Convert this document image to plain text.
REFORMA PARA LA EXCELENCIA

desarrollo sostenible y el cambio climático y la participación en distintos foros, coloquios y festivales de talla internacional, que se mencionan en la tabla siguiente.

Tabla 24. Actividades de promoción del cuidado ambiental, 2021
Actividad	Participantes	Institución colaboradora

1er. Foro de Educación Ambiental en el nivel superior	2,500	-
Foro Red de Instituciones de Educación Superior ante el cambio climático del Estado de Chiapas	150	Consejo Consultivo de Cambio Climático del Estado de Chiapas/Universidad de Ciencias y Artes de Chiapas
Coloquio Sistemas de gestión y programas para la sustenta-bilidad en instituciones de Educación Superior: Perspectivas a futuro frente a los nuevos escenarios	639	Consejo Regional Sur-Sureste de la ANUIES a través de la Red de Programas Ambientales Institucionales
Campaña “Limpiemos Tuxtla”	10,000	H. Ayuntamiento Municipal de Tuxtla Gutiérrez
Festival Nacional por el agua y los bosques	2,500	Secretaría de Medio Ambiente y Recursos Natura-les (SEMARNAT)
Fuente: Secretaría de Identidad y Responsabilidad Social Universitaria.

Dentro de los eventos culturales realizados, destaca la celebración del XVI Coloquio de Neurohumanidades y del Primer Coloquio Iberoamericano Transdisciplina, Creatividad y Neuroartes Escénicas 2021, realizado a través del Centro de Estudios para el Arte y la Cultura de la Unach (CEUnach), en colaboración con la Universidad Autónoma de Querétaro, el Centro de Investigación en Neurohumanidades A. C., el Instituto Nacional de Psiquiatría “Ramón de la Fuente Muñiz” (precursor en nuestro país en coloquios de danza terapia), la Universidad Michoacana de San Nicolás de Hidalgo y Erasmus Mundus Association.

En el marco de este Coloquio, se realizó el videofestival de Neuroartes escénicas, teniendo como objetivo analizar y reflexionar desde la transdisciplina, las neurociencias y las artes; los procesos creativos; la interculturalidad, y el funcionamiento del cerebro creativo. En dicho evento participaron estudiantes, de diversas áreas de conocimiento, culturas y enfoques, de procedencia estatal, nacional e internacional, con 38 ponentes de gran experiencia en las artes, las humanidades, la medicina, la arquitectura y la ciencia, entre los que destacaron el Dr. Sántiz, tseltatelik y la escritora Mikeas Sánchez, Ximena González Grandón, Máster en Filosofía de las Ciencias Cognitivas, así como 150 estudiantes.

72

■ ■ ■ ■ ■ ■ ■

Copy out every line of the data that includes the word "climático".

desarrollo sostenible y el cambio climático y la participación en distintos foros, coloquios y festivales de talla internacional, que se mencionan en la tabla siguiente.
Foro Red de Instituciones de Educación Superior ante el cambio climático del Estado de Chiapas	150	Consejo Consultivo de Cambio Climático del Estado de Chiapas/Universidad de Ciencias y Artes de Chiapas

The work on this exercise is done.